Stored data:
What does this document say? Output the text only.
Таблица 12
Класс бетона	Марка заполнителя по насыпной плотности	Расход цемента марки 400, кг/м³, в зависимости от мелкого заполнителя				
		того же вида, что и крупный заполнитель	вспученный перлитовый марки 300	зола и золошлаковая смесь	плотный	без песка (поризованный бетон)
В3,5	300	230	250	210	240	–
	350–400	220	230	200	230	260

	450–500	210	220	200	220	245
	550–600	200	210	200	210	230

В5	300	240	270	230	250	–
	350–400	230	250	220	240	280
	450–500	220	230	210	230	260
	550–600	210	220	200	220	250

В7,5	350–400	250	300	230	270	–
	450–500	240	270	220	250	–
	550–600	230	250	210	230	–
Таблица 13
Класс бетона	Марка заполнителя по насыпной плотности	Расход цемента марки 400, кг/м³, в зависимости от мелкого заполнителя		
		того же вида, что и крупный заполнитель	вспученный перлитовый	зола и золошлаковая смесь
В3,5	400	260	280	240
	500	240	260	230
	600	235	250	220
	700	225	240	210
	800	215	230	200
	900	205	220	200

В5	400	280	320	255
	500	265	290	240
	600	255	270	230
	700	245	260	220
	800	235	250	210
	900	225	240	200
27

Exercise directions:
Produce an exact copy of every entry above.

Exercise result:
What does this document say? Output the text only.
Таблица 12
Класс бетона	Марка заполнителя по насыпной плотности	Расход цемента марки 400, кг/м³, в зависимости от мелкого заполнителя				
		того же вида, что и крупный заполнитель	вспученный перлитовый марки 300	зола и золошлаковая смесь	плотный	без песка (поризованный бетон)
В3,5	300	230	250	210	240	–
	350–400	220	230	200	230	260

	450–500	210	220	200	220	245
	550–600	200	210	200	210	230

В5	300	240	270	230	250	–
	350–400	230	250	220	240	280
	450–500	220	230	210	230	260
	550–600	210	220	200	220	250

В7,5	350–400	250	300	230	270	–
	450–500	240	270	220	250	–
	550–600	230	250	210	230	–
Таблица 13
Класс бетона	Марка заполнителя по насыпной плотности	Расход цемента марки 400, кг/м³, в зависимости от мелкого заполнителя		
		того же вида, что и крупный заполнитель	вспученный перлитовый	зола и золошлаковая смесь
В3,5	400	260	280	240
	500	240	260	230
	600	235	250	220
	700	225	240	210
	800	215	230	200
	900	205	220	200

В5	400	280	320	255
	500	265	290	240
	600	255	270	230
	700	245	260	220
	800	235	250	210
	900	225	240	200
27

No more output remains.